• _Goal_
Write out the full listing again, exactly as it stands.

• _Material provided_
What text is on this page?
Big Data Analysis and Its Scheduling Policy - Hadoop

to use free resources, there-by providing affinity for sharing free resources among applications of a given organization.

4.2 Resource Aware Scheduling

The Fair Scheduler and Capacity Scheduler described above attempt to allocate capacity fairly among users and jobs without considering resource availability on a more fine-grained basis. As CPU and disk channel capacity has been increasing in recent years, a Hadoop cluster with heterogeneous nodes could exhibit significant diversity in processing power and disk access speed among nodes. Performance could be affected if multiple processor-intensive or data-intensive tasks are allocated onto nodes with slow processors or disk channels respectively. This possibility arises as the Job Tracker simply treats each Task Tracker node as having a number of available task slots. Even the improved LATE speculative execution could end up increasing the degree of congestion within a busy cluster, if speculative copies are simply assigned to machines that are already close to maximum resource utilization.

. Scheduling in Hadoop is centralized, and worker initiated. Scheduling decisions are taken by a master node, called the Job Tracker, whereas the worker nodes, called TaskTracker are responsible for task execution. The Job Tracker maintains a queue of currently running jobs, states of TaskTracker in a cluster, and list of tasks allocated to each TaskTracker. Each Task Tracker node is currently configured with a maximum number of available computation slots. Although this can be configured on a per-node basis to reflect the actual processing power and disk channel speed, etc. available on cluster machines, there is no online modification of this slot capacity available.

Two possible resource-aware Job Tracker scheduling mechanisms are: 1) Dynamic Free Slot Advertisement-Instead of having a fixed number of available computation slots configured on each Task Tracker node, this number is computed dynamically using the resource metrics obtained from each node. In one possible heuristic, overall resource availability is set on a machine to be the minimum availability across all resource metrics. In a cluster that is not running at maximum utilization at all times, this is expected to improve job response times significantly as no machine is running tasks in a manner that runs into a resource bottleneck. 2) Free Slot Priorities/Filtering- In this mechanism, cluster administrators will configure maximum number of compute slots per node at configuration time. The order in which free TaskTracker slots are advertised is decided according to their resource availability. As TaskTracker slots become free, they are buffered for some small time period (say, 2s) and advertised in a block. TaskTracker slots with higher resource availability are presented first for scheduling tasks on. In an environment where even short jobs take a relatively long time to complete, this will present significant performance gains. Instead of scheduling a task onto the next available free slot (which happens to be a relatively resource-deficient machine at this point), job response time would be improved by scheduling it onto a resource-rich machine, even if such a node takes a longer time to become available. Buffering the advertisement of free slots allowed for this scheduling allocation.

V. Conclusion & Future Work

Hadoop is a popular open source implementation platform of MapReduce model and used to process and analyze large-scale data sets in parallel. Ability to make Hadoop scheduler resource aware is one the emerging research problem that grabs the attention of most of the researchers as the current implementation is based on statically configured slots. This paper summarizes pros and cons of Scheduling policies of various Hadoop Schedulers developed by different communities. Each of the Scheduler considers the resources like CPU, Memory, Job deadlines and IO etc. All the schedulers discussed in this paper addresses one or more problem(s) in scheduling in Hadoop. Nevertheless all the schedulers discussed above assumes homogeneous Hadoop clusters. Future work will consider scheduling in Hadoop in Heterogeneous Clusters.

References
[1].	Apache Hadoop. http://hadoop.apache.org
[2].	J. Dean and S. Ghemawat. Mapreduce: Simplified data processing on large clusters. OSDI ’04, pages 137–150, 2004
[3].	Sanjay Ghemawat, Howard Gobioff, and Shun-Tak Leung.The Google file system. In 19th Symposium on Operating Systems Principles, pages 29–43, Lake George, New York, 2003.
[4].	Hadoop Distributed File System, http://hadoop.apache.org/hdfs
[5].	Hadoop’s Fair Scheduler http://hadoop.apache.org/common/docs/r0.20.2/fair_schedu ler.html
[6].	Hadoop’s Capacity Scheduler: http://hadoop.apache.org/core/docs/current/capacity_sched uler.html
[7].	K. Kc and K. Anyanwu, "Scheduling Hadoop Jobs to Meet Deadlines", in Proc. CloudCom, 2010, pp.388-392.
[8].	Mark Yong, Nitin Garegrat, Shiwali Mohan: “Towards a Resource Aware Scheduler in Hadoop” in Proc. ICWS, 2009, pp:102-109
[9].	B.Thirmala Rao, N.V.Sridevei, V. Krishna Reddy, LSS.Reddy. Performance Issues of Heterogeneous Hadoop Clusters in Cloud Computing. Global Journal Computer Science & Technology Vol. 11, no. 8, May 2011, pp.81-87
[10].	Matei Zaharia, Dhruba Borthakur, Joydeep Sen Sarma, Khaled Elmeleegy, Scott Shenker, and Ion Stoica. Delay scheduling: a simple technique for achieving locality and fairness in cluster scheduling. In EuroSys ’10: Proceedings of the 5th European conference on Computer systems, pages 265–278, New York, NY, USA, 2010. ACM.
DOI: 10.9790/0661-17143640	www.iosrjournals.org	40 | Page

• _Worked answer_
What text is on this page?
Big Data Analysis and Its Scheduling Policy - Hadoop

to use free resources, there-by providing affinity for sharing free resources among applications of a given organization.

4.2 Resource Aware Scheduling

The Fair Scheduler and Capacity Scheduler described above attempt to allocate capacity fairly among users and jobs without considering resource availability on a more fine-grained basis. As CPU and disk channel capacity has been increasing in recent years, a Hadoop cluster with heterogeneous nodes could exhibit significant diversity in processing power and disk access speed among nodes. Performance could be affected if multiple processor-intensive or data-intensive tasks are allocated onto nodes with slow processors or disk channels respectively. This possibility arises as the Job Tracker simply treats each Task Tracker node as having a number of available task slots. Even the improved LATE speculative execution could end up increasing the degree of congestion within a busy cluster, if speculative copies are simply assigned to machines that are already close to maximum resource utilization.

. Scheduling in Hadoop is centralized, and worker initiated. Scheduling decisions are taken by a master node, called the Job Tracker, whereas the worker nodes, called TaskTracker are responsible for task execution. The Job Tracker maintains a queue of currently running jobs, states of TaskTracker in a cluster, and list of tasks allocated to each TaskTracker. Each Task Tracker node is currently configured with a maximum number of available computation slots. Although this can be configured on a per-node basis to reflect the actual processing power and disk channel speed, etc. available on cluster machines, there is no online modification of this slot capacity available.

Two possible resource-aware Job Tracker scheduling mechanisms are: 1) Dynamic Free Slot Advertisement-Instead of having a fixed number of available computation slots configured on each Task Tracker node, this number is computed dynamically using the resource metrics obtained from each node. In one possible heuristic, overall resource availability is set on a machine to be the minimum availability across all resource metrics. In a cluster that is not running at maximum utilization at all times, this is expected to improve job response times significantly as no machine is running tasks in a manner that runs into a resource bottleneck. 2) Free Slot Priorities/Filtering- In this mechanism, cluster administrators will configure maximum number of compute slots per node at configuration time. The order in which free TaskTracker slots are advertised is decided according to their resource availability. As TaskTracker slots become free, they are buffered for some small time period (say, 2s) and advertised in a block. TaskTracker slots with higher resource availability are presented first for scheduling tasks on. In an environment where even short jobs take a relatively long time to complete, this will present significant performance gains. Instead of scheduling a task onto the next available free slot (which happens to be a relatively resource-deficient machine at this point), job response time would be improved by scheduling it onto a resource-rich machine, even if such a node takes a longer time to become available. Buffering the advertisement of free slots allowed for this scheduling allocation.

V. Conclusion & Future Work

Hadoop is a popular open source implementation platform of MapReduce model and used to process and analyze large-scale data sets in parallel. Ability to make Hadoop scheduler resource aware is one the emerging research problem that grabs the attention of most of the researchers as the current implementation is based on statically configured slots. This paper summarizes pros and cons of Scheduling policies of various Hadoop Schedulers developed by different communities. Each of the Scheduler considers the resources like CPU, Memory, Job deadlines and IO etc. All the schedulers discussed in this paper addresses one or more problem(s) in scheduling in Hadoop. Nevertheless all the schedulers discussed above assumes homogeneous Hadoop clusters. Future work will consider scheduling in Hadoop in Heterogeneous Clusters.

References
[1].	Apache Hadoop. http://hadoop.apache.org
[2].	J. Dean and S. Ghemawat. Mapreduce: Simplified data processing on large clusters. OSDI ’04, pages 137–150, 2004
[3].	Sanjay Ghemawat, Howard Gobioff, and Shun-Tak Leung.The Google file system. In 19th Symposium on Operating Systems Principles, pages 29–43, Lake George, New York, 2003.
[4].	Hadoop Distributed File System, http://hadoop.apache.org/hdfs
[5].	Hadoop’s Fair Scheduler http://hadoop.apache.org/common/docs/r0.20.2/fair_schedu ler.html
[6].	Hadoop’s Capacity Scheduler: http://hadoop.apache.org/core/docs/current/capacity_sched uler.html
[7].	K. Kc and K. Anyanwu, "Scheduling Hadoop Jobs to Meet Deadlines", in Proc. CloudCom, 2010, pp.388-392.
[8].	Mark Yong, Nitin Garegrat, Shiwali Mohan: “Towards a Resource Aware Scheduler in Hadoop” in Proc. ICWS, 2009, pp:102-109
[9].	B.Thirmala Rao, N.V.Sridevei, V. Krishna Reddy, LSS.Reddy. Performance Issues of Heterogeneous Hadoop Clusters in Cloud Computing. Global Journal Computer Science & Technology Vol. 11, no. 8, May 2011, pp.81-87
[10].	Matei Zaharia, Dhruba Borthakur, Joydeep Sen Sarma, Khaled Elmeleegy, Scott Shenker, and Ion Stoica. Delay scheduling: a simple technique for achieving locality and fairness in cluster scheduling. In EuroSys ’10: Proceedings of the 5th European conference on Computer systems, pages 265–278, New York, NY, USA, 2010. ACM.
DOI: 10.9790/0661-17143640	www.iosrjournals.org	40 | Page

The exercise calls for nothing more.